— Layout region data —
= = = = = = =

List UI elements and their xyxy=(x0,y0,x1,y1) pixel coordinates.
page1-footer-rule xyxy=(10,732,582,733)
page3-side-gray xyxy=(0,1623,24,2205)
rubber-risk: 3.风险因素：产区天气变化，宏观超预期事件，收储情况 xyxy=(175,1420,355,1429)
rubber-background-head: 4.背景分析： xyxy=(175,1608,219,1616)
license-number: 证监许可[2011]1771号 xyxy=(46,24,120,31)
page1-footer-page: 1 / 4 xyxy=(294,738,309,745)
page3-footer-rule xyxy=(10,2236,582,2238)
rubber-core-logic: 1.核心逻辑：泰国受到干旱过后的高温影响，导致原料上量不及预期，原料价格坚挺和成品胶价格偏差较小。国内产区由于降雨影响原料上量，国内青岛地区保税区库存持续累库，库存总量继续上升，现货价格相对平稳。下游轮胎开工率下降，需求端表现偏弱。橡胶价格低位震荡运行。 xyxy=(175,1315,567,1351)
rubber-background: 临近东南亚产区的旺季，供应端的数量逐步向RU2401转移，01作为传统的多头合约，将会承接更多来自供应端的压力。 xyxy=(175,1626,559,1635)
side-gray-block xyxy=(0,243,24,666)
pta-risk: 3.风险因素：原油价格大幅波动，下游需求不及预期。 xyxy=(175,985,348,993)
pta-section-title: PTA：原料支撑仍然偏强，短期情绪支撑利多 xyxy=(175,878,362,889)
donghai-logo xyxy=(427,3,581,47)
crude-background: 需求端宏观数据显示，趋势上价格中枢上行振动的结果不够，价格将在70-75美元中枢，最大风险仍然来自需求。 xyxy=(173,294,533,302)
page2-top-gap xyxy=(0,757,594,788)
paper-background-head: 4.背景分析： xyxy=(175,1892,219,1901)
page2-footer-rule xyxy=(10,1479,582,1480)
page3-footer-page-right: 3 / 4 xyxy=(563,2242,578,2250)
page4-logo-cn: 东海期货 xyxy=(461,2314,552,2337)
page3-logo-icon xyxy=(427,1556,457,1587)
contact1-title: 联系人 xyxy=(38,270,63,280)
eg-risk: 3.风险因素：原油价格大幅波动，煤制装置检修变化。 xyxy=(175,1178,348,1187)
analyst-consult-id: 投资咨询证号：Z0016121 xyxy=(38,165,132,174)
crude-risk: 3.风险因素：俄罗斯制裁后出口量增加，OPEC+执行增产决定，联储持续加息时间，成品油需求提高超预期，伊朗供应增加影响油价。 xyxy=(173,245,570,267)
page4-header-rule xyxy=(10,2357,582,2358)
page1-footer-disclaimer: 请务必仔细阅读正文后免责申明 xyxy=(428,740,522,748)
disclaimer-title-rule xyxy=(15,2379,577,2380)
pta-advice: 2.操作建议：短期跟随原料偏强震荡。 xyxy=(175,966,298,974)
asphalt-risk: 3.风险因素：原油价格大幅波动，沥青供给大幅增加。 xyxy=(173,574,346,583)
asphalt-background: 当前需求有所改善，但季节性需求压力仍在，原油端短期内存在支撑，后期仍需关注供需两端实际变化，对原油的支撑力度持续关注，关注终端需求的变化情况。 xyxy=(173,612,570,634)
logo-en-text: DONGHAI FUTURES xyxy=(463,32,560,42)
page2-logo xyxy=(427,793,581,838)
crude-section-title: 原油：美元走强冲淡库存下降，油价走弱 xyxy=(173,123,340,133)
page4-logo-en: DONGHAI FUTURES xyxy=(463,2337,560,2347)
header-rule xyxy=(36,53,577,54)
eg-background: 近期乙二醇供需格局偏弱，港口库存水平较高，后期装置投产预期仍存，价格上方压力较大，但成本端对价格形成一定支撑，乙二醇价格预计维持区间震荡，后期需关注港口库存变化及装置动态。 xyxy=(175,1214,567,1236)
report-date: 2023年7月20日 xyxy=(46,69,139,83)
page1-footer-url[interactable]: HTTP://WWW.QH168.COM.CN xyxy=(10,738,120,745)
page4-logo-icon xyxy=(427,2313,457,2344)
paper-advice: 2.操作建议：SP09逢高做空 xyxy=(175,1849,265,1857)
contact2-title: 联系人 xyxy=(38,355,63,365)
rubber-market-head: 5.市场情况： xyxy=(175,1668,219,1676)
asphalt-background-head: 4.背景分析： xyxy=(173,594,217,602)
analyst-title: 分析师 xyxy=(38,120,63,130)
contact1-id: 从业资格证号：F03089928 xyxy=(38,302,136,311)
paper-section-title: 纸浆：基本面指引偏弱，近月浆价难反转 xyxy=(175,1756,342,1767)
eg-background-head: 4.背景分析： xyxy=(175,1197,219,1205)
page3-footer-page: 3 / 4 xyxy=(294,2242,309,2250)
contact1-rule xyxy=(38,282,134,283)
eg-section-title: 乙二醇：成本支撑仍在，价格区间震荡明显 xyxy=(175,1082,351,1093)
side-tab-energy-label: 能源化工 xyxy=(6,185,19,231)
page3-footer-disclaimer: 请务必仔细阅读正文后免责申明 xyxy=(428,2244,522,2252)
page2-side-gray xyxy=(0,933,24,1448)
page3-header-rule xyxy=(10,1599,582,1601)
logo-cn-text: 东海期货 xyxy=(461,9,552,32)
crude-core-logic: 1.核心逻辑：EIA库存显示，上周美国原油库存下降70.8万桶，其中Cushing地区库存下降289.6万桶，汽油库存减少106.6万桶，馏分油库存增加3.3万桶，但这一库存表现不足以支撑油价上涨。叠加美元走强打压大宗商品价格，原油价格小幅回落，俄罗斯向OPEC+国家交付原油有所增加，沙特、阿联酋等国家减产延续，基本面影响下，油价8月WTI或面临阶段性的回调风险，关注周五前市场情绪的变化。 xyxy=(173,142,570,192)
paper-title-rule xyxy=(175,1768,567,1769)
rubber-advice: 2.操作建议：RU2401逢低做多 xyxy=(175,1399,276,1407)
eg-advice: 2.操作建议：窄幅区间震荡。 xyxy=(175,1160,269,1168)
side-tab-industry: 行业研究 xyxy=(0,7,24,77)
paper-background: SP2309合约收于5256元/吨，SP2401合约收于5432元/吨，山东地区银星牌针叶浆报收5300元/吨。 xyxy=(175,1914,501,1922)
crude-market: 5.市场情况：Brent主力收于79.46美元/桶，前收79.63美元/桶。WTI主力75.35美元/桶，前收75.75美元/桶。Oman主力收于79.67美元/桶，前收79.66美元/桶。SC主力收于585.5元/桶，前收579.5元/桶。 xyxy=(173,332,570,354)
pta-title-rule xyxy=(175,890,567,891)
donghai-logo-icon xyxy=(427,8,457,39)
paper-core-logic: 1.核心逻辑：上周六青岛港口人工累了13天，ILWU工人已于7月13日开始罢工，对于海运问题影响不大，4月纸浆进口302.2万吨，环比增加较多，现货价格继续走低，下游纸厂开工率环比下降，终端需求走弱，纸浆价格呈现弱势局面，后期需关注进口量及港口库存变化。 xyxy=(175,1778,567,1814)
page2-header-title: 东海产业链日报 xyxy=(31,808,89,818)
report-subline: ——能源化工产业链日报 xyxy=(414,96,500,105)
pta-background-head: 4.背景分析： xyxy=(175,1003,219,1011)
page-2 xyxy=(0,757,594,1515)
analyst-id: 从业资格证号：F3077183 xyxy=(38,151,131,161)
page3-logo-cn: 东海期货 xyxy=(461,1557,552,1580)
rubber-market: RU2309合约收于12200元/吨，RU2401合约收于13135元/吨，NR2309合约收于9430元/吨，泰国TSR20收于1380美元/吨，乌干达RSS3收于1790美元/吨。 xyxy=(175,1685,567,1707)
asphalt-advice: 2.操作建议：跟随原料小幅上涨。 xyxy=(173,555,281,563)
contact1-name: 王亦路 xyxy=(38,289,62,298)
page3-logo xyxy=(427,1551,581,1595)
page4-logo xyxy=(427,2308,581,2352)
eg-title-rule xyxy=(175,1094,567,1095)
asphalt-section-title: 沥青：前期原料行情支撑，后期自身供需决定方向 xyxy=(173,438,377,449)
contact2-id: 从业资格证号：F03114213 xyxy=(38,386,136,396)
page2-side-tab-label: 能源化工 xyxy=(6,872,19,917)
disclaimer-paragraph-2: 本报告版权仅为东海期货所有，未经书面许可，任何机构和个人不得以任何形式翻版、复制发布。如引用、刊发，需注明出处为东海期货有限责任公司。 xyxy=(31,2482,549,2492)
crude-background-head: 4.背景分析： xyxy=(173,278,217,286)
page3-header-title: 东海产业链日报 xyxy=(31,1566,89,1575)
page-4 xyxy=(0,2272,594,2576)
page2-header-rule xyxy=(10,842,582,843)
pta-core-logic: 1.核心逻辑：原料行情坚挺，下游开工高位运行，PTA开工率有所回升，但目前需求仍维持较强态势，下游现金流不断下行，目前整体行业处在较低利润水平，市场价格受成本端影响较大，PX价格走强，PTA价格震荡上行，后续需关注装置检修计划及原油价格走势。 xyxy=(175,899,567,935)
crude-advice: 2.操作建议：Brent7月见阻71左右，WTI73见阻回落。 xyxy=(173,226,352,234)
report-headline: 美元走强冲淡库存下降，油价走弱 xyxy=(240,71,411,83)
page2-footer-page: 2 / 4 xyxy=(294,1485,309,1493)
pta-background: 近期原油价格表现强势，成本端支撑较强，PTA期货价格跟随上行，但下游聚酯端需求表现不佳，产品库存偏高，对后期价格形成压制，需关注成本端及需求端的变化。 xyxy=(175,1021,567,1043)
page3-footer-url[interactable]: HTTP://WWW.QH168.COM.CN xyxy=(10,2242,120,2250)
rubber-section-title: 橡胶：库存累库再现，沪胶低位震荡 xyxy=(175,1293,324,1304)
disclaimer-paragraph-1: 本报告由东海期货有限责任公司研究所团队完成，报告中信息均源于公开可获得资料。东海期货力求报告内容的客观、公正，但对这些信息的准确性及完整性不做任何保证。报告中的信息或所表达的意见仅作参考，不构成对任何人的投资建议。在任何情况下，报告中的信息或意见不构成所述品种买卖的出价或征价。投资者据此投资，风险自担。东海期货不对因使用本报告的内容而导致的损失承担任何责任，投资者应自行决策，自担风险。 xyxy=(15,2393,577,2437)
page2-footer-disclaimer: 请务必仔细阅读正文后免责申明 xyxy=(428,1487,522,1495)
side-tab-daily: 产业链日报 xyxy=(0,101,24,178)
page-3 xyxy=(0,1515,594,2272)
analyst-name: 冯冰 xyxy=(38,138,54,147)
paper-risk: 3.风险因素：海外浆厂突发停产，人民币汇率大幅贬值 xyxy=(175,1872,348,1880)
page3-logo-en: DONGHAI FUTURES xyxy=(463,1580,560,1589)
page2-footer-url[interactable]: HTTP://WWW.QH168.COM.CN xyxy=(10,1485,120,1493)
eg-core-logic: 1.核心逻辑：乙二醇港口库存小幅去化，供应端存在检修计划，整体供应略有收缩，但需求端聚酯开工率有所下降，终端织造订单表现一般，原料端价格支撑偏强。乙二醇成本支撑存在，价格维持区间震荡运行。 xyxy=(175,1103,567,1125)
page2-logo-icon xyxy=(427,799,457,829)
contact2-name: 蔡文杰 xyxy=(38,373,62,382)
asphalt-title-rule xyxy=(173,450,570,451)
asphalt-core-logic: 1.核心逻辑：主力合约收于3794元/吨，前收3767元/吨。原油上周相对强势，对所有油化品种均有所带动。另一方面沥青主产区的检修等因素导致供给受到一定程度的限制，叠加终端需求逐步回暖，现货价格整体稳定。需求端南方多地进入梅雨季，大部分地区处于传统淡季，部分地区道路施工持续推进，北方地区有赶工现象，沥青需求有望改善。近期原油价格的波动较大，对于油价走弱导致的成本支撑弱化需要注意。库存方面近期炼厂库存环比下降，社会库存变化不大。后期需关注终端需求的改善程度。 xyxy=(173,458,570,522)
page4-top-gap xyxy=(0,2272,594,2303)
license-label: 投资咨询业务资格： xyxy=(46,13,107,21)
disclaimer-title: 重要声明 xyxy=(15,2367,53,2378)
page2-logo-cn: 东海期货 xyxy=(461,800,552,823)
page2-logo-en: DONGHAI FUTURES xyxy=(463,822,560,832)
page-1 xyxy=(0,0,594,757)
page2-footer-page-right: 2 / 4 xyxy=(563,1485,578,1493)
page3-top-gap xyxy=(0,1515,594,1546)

= = = = = = =

— What is being asked —
Reproduce verbatim every line from the beginning of the data through the line containing "header-rule xyxy=(36,53,577,54)", including that line.

— Expected answer —
List UI elements and their xyxy=(x0,y0,x1,y1) pixel coordinates.
page1-footer-rule xyxy=(10,732,582,733)
page3-side-gray xyxy=(0,1623,24,2205)
rubber-risk: 3.风险因素：产区天气变化，宏观超预期事件，收储情况 xyxy=(175,1420,355,1429)
rubber-background-head: 4.背景分析： xyxy=(175,1608,219,1616)
license-number: 证监许可[2011]1771号 xyxy=(46,24,120,31)
page1-footer-page: 1 / 4 xyxy=(294,738,309,745)
page3-footer-rule xyxy=(10,2236,582,2238)
rubber-core-logic: 1.核心逻辑：泰国受到干旱过后的高温影响，导致原料上量不及预期，原料价格坚挺和成品胶价格偏差较小。国内产区由于降雨影响原料上量，国内青岛地区保税区库存持续累库，库存总量继续上升，现货价格相对平稳。下游轮胎开工率下降，需求端表现偏弱。橡胶价格低位震荡运行。 xyxy=(175,1315,567,1351)
rubber-background: 临近东南亚产区的旺季，供应端的数量逐步向RU2401转移，01作为传统的多头合约，将会承接更多来自供应端的压力。 xyxy=(175,1626,559,1635)
side-gray-block xyxy=(0,243,24,666)
pta-risk: 3.风险因素：原油价格大幅波动，下游需求不及预期。 xyxy=(175,985,348,993)
pta-section-title: PTA：原料支撑仍然偏强，短期情绪支撑利多 xyxy=(175,878,362,889)
donghai-logo xyxy=(427,3,581,47)
crude-background: 需求端宏观数据显示，趋势上价格中枢上行振动的结果不够，价格将在70-75美元中枢，最大风险仍然来自需求。 xyxy=(173,294,533,302)
page2-top-gap xyxy=(0,757,594,788)
paper-background-head: 4.背景分析： xyxy=(175,1892,219,1901)
page2-footer-rule xyxy=(10,1479,582,1480)
page3-footer-page-right: 3 / 4 xyxy=(563,2242,578,2250)
page4-logo-cn: 东海期货 xyxy=(461,2314,552,2337)
page3-logo-icon xyxy=(427,1556,457,1587)
contact1-title: 联系人 xyxy=(38,270,63,280)
eg-risk: 3.风险因素：原油价格大幅波动，煤制装置检修变化。 xyxy=(175,1178,348,1187)
analyst-consult-id: 投资咨询证号：Z0016121 xyxy=(38,165,132,174)
crude-risk: 3.风险因素：俄罗斯制裁后出口量增加，OPEC+执行增产决定，联储持续加息时间，成品油需求提高超预期，伊朗供应增加影响油价。 xyxy=(173,245,570,267)
page4-header-rule xyxy=(10,2357,582,2358)
page1-footer-disclaimer: 请务必仔细阅读正文后免责申明 xyxy=(428,740,522,748)
disclaimer-title-rule xyxy=(15,2379,577,2380)
pta-advice: 2.操作建议：短期跟随原料偏强震荡。 xyxy=(175,966,298,974)
asphalt-risk: 3.风险因素：原油价格大幅波动，沥青供给大幅增加。 xyxy=(173,574,346,583)
asphalt-background: 当前需求有所改善，但季节性需求压力仍在，原油端短期内存在支撑，后期仍需关注供需两端实际变化，对原油的支撑力度持续关注，关注终端需求的变化情况。 xyxy=(173,612,570,634)
logo-en-text: DONGHAI FUTURES xyxy=(463,32,560,42)
page2-logo xyxy=(427,793,581,838)
crude-section-title: 原油：美元走强冲淡库存下降，油价走弱 xyxy=(173,123,340,133)
page4-logo-en: DONGHAI FUTURES xyxy=(463,2337,560,2347)
header-rule xyxy=(36,53,577,54)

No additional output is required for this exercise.